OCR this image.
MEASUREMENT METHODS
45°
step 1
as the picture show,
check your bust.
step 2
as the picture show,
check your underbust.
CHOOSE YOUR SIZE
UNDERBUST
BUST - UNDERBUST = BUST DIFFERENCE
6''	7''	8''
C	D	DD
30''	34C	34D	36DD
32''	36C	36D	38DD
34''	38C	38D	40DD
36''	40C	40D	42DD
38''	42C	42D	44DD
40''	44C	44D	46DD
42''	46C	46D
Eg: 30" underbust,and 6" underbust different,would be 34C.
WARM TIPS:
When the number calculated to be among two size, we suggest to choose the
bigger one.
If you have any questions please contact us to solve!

● ● ● ● ●

▸ **Instruction**: Quote all of the entries exactly as they appear.

▸ **Written response**:
OCR this image.
MEASUREMENT METHODS
45°
step 1
as the picture show,
check your bust.
step 2
as the picture show,
check your underbust.
CHOOSE YOUR SIZE
UNDERBUST
BUST - UNDERBUST = BUST DIFFERENCE
6''	7''	8''
C	D	DD
30''	34C	34D	36DD
32''	36C	36D	38DD
34''	38C	38D	40DD
36''	40C	40D	42DD
38''	42C	42D	44DD
40''	44C	44D	46DD
42''	46C	46D
Eg: 30" underbust,and 6" underbust different,would be 34C.
WARM TIPS:
When the number calculated to be among two size, we suggest to choose the
bigger one.
If you have any questions please contact us to solve!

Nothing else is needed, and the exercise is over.